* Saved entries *
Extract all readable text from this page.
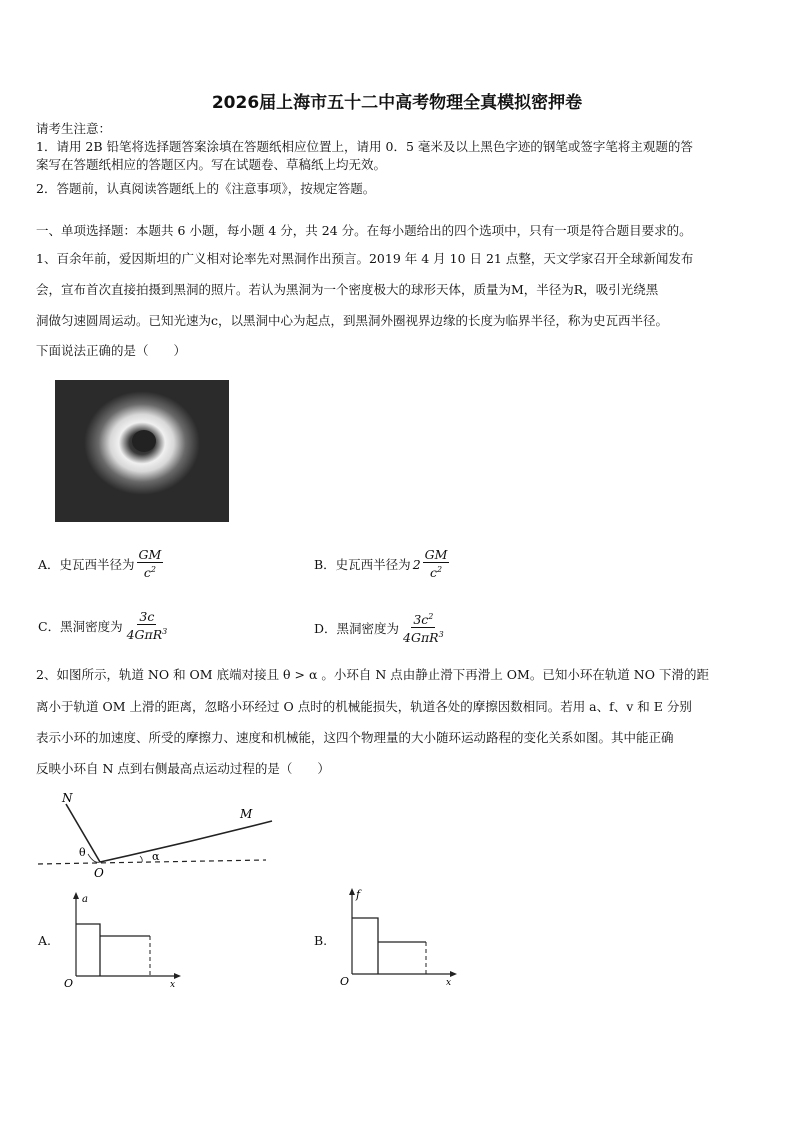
2026届上海市五十二中高考物理全真模拟密押卷
请考生注意：
1．请用 2B 铅笔将选择题答案涂填在答题纸相应位置上，请用 0．5 毫米及以上黑色字迹的钢笔或签字笔将主观题的答
案写在答题纸相应的答题区内。写在试题卷、草稿纸上均无效。
2．答题前，认真阅读答题纸上的《注意事项》，按规定答题。
一、单项选择题：本题共 6 小题，每小题 4 分，共 24 分。在每小题给出的四个选项中，只有一项是符合题目要求的。
1、百余年前，爱因斯坦的广义相对论率先对黑洞作出预言。2019 年 4 月 10 日 21 点整，天文学家召开全球新闻发布
会，宣布首次直接拍摄到黑洞的照片。若认为黑洞为一个密度极大的球形天体，质量为M，半径为R，吸引光绕黑
洞做匀速圆周运动。已知光速为c，以黑洞中心为起点，到黑洞外圈视界边缘的长度为临界半径，称为史瓦西半径。
下面说法正确的是（　　）
A．史瓦西半径为 $\frac{GM}{c^2}$	B．史瓦西半径为 $2 \frac{GM}{c^2}$
C．黑洞密度为 $\frac{3c}{4G\pi R^3}$	D．黑洞密度为 $\frac{3c^2}{4G\pi R^3}$
2、如图所示，轨道 NO 和 OM 底端对接且 θ > α 。小环自 N 点由静止滑下再滑上 OM。已知小环在轨道 NO 下滑的距
离小于轨道 OM 上滑的距离，忽略小环经过 O 点时的机械能损失，轨道各处的摩擦因数相同。若用 a、f、v 和 E 分别
表示小环的加速度、所受的摩擦力、速度和机械能，这四个物理量的大小随环运动路程的变化关系如图。其中能正确
反映小环自 N 点到右侧最高点运动过程的是（　　）
N
M
O
θ	α
A.
a
x
O
B.
f
x
O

* Task statement *
Go through the data above and transcribe it in full, omitting any image.

* Solution to this problem *
Extract all readable text from this page.
2026届上海市五十二中高考物理全真模拟密押卷
请考生注意：
1．请用 2B 铅笔将选择题答案涂填在答题纸相应位置上，请用 0．5 毫米及以上黑色字迹的钢笔或签字笔将主观题的答
案写在答题纸相应的答题区内。写在试题卷、草稿纸上均无效。
2．答题前，认真阅读答题纸上的《注意事项》，按规定答题。
一、单项选择题：本题共 6 小题，每小题 4 分，共 24 分。在每小题给出的四个选项中，只有一项是符合题目要求的。
1、百余年前，爱因斯坦的广义相对论率先对黑洞作出预言。2019 年 4 月 10 日 21 点整，天文学家召开全球新闻发布
会，宣布首次直接拍摄到黑洞的照片。若认为黑洞为一个密度极大的球形天体，质量为M，半径为R，吸引光绕黑
洞做匀速圆周运动。已知光速为c，以黑洞中心为起点，到黑洞外圈视界边缘的长度为临界半径，称为史瓦西半径。
下面说法正确的是（　　）
A．史瓦西半径为 $\frac{GM}{c^2}$	B．史瓦西半径为 $2 \frac{GM}{c^2}$
C．黑洞密度为 $\frac{3c}{4G\pi R^3}$	D．黑洞密度为 $\frac{3c^2}{4G\pi R^3}$
2、如图所示，轨道 NO 和 OM 底端对接且 θ > α 。小环自 N 点由静止滑下再滑上 OM。已知小环在轨道 NO 下滑的距
离小于轨道 OM 上滑的距离，忽略小环经过 O 点时的机械能损失，轨道各处的摩擦因数相同。若用 a、f、v 和 E 分别
表示小环的加速度、所受的摩擦力、速度和机械能，这四个物理量的大小随环运动路程的变化关系如图。其中能正确
反映小环自 N 点到右侧最高点运动过程的是（　　）
N
M
O
θ	α
A.
a
x
O
B.
f
x
O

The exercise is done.